(Excerpt from a dataset)
"""
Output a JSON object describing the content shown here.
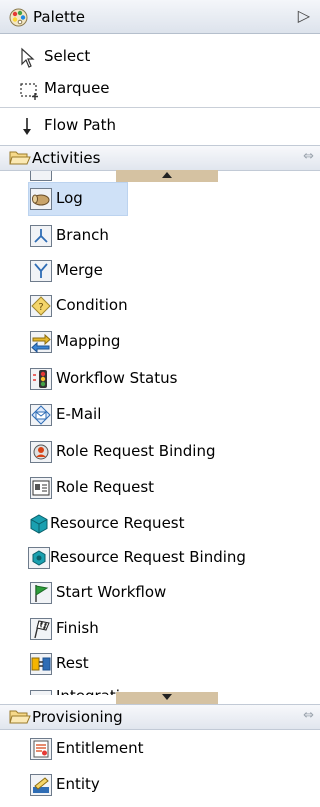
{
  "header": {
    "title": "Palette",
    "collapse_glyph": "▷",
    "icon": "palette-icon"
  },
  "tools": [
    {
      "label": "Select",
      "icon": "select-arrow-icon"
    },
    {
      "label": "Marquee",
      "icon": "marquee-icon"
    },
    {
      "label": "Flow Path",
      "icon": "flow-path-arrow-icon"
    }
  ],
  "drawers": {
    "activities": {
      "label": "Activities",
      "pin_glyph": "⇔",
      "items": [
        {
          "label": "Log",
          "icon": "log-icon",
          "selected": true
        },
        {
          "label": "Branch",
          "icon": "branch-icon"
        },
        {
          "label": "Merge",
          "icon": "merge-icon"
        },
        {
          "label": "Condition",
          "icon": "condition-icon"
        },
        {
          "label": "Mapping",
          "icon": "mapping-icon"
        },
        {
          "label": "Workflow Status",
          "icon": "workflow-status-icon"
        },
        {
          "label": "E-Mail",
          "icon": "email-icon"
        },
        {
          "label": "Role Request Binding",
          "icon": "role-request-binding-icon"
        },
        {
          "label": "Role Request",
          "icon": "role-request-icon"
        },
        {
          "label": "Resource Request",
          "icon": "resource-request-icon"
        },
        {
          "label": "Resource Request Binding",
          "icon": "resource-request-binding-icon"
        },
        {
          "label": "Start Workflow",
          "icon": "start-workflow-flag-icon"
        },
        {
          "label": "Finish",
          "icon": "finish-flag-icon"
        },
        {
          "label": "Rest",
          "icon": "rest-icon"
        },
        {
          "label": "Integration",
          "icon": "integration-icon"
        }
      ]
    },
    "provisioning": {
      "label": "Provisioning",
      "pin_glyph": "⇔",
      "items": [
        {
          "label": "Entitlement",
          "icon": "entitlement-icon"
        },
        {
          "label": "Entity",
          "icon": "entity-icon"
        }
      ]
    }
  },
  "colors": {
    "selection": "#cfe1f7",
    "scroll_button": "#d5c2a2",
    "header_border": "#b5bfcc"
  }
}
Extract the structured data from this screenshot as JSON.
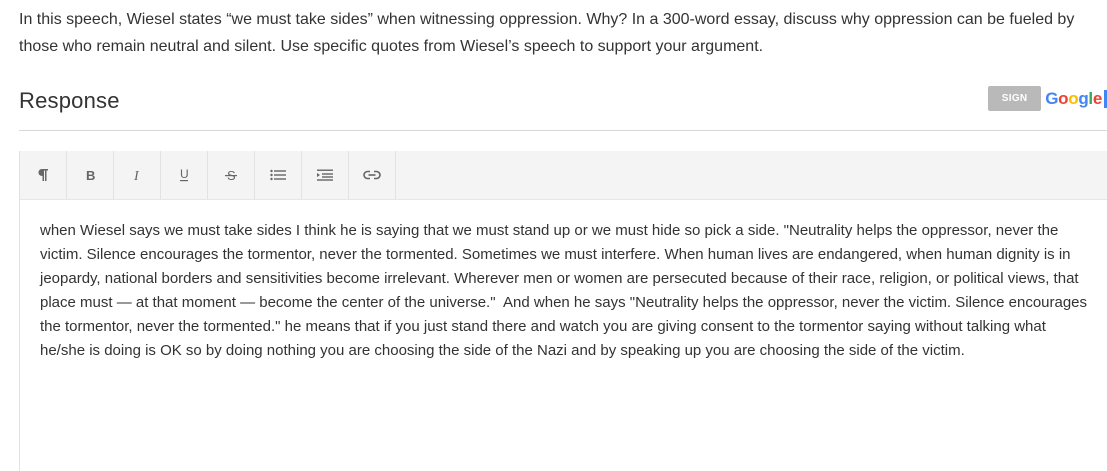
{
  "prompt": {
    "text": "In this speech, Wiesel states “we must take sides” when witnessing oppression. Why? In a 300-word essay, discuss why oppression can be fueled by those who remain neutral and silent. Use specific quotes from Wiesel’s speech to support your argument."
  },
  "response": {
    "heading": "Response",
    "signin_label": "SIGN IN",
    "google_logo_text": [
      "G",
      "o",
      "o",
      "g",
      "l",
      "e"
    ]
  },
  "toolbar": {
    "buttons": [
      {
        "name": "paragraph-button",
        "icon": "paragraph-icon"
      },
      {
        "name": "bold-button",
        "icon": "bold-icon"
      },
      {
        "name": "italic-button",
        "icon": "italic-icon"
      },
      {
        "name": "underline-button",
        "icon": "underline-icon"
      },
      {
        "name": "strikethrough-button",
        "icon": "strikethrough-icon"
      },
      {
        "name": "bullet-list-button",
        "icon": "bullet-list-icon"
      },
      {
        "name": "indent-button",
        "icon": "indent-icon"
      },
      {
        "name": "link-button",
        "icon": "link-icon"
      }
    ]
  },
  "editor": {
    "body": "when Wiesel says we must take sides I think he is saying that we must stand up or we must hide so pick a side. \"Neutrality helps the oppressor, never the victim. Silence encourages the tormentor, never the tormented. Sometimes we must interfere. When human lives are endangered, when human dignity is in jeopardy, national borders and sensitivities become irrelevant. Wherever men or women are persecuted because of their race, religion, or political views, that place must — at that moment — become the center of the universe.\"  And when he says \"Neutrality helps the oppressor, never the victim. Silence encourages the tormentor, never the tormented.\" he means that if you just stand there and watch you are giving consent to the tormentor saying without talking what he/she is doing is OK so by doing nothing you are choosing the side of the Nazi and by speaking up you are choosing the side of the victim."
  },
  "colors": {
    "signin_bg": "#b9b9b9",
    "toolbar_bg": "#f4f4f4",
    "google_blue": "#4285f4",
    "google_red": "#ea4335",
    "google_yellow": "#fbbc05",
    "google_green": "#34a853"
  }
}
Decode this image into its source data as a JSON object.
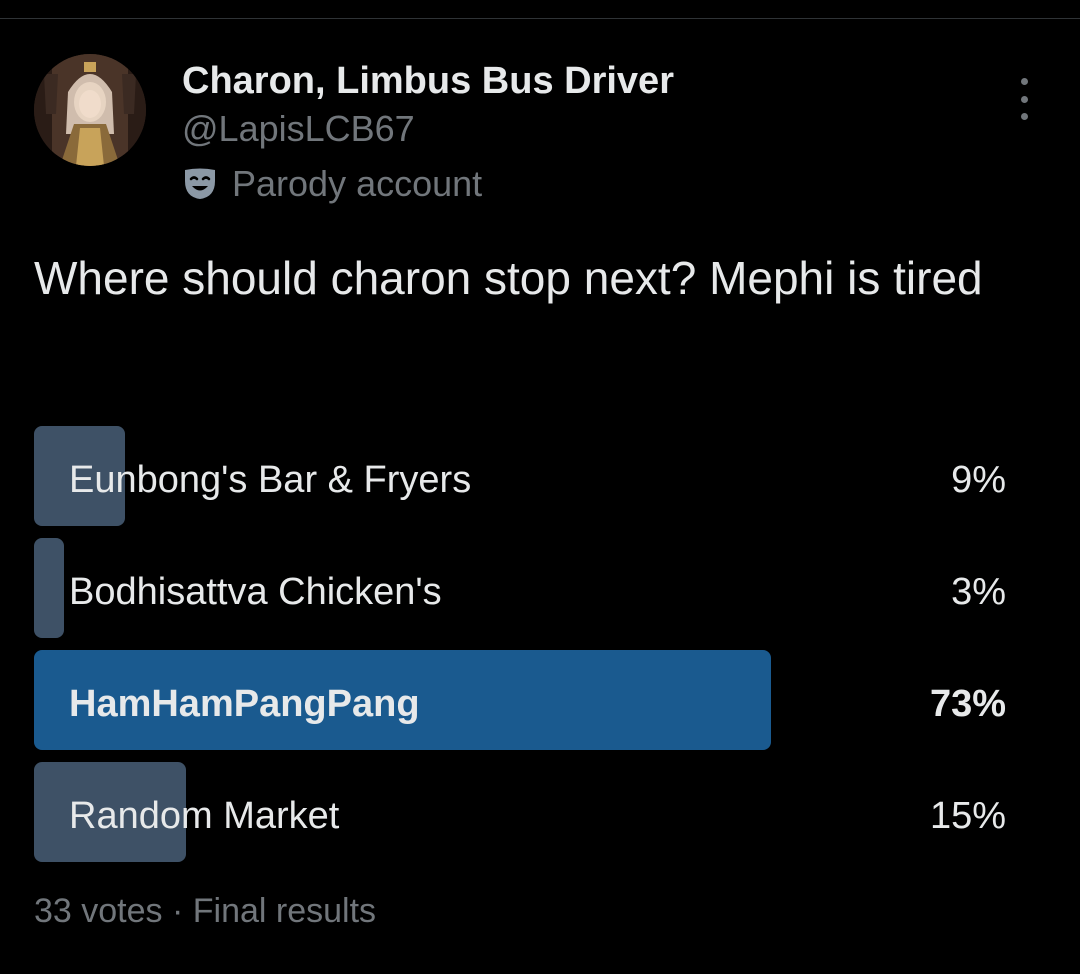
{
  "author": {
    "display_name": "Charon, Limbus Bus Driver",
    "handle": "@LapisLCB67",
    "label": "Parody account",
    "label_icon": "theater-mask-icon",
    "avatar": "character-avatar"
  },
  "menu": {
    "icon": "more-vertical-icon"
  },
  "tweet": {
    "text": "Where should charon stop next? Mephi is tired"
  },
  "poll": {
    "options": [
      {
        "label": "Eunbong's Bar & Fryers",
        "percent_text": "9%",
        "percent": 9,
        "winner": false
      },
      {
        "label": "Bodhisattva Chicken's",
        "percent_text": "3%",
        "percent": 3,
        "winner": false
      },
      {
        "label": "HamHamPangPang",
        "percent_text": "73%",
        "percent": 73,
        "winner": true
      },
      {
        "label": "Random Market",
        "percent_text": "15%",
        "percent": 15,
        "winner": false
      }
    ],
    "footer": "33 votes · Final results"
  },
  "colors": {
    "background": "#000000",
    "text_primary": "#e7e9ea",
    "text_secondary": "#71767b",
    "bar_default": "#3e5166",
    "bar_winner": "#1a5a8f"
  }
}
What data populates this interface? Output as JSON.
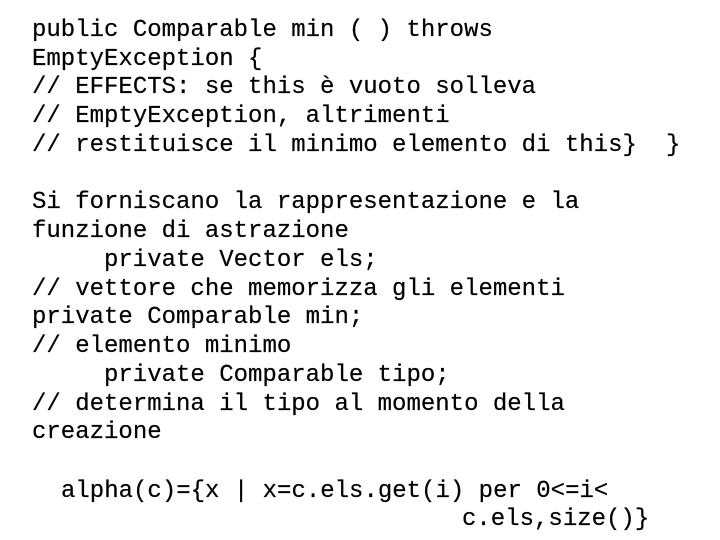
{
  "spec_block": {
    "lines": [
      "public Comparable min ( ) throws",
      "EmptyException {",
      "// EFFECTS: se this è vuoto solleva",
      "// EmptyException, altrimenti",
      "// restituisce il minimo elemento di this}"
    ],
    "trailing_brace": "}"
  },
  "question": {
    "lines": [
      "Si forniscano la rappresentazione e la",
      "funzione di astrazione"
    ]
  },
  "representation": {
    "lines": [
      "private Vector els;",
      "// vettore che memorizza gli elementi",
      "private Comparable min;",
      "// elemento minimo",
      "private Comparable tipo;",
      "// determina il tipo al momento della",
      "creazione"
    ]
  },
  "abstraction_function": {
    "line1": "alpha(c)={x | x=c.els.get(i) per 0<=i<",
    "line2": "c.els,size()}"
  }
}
"""
**Description of the task**
Skip the pictures and retype exactly the lines from the one that contains "What data populates" to the last line of the records.

**Worked solution**
What data populates this interface? Output as JSON.
{
  "spec_block": {
    "lines": [
      "public Comparable min ( ) throws",
      "EmptyException {",
      "// EFFECTS: se this è vuoto solleva",
      "// EmptyException, altrimenti",
      "// restituisce il minimo elemento di this}"
    ],
    "trailing_brace": "}"
  },
  "question": {
    "lines": [
      "Si forniscano la rappresentazione e la",
      "funzione di astrazione"
    ]
  },
  "representation": {
    "lines": [
      "private Vector els;",
      "// vettore che memorizza gli elementi",
      "private Comparable min;",
      "// elemento minimo",
      "private Comparable tipo;",
      "// determina il tipo al momento della",
      "creazione"
    ]
  },
  "abstraction_function": {
    "line1": "alpha(c)={x | x=c.els.get(i) per 0<=i<",
    "line2": "c.els,size()}"
  }
}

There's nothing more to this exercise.